STATED PROBLEM: Extract the listing in its entirety, keeping each line identical to the original.

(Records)
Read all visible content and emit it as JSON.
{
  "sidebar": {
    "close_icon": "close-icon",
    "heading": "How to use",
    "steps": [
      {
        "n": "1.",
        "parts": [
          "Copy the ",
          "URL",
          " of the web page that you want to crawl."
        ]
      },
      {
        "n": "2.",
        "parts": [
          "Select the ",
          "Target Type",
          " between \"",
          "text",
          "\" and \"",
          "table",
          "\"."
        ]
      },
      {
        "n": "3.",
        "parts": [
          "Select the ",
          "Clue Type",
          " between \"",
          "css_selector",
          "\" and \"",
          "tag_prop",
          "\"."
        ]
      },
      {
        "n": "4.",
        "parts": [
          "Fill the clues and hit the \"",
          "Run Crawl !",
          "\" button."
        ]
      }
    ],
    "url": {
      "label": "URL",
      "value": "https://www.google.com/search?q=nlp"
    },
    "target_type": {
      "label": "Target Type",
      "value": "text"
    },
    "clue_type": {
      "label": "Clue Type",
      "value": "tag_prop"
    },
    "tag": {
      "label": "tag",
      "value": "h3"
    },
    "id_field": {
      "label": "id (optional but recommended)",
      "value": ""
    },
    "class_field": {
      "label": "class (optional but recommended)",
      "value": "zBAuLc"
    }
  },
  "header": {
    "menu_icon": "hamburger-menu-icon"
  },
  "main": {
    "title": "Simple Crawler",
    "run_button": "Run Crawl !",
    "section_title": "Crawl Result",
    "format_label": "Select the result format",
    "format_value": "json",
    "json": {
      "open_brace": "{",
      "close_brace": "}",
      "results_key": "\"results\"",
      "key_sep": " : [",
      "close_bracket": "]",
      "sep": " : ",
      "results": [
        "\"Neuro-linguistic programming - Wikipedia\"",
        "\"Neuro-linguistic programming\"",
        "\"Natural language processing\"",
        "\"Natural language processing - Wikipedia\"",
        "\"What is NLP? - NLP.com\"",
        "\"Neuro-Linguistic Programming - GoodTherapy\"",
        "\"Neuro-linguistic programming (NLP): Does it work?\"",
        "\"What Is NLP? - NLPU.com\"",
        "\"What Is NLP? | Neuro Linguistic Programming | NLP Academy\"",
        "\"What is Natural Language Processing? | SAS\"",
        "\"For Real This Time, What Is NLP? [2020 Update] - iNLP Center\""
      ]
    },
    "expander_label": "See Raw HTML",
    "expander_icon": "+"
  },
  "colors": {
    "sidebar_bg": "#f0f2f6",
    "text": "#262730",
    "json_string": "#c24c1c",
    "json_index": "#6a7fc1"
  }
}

REPLY:
Read all visible content and emit it as JSON.
{
  "sidebar": {
    "close_icon": "close-icon",
    "heading": "How to use",
    "steps": [
      {
        "n": "1.",
        "parts": [
          "Copy the ",
          "URL",
          " of the web page that you want to crawl."
        ]
      },
      {
        "n": "2.",
        "parts": [
          "Select the ",
          "Target Type",
          " between \"",
          "text",
          "\" and \"",
          "table",
          "\"."
        ]
      },
      {
        "n": "3.",
        "parts": [
          "Select the ",
          "Clue Type",
          " between \"",
          "css_selector",
          "\" and \"",
          "tag_prop",
          "\"."
        ]
      },
      {
        "n": "4.",
        "parts": [
          "Fill the clues and hit the \"",
          "Run Crawl !",
          "\" button."
        ]
      }
    ],
    "url": {
      "label": "URL",
      "value": "https://www.google.com/search?q=nlp"
    },
    "target_type": {
      "label": "Target Type",
      "value": "text"
    },
    "clue_type": {
      "label": "Clue Type",
      "value": "tag_prop"
    },
    "tag": {
      "label": "tag",
      "value": "h3"
    },
    "id_field": {
      "label": "id (optional but recommended)",
      "value": ""
    },
    "class_field": {
      "label": "class (optional but recommended)",
      "value": "zBAuLc"
    }
  },
  "header": {
    "menu_icon": "hamburger-menu-icon"
  },
  "main": {
    "title": "Simple Crawler",
    "run_button": "Run Crawl !",
    "section_title": "Crawl Result",
    "format_label": "Select the result format",
    "format_value": "json",
    "json": {
      "open_brace": "{",
      "close_brace": "}",
      "results_key": "\"results\"",
      "key_sep": " : [",
      "close_bracket": "]",
      "sep": " : ",
      "results": [
        "\"Neuro-linguistic programming - Wikipedia\"",
        "\"Neuro-linguistic programming\"",
        "\"Natural language processing\"",
        "\"Natural language processing - Wikipedia\"",
        "\"What is NLP? - NLP.com\"",
        "\"Neuro-Linguistic Programming - GoodTherapy\"",
        "\"Neuro-linguistic programming (NLP): Does it work?\"",
        "\"What Is NLP? - NLPU.com\"",
        "\"What Is NLP? | Neuro Linguistic Programming | NLP Academy\"",
        "\"What is Natural Language Processing? | SAS\"",
        "\"For Real This Time, What Is NLP? [2020 Update] - iNLP Center\""
      ]
    },
    "expander_label": "See Raw HTML",
    "expander_icon": "+"
  },
  "colors": {
    "sidebar_bg": "#f0f2f6",
    "text": "#262730",
    "json_string": "#c24c1c",
    "json_index": "#6a7fc1"
  }
}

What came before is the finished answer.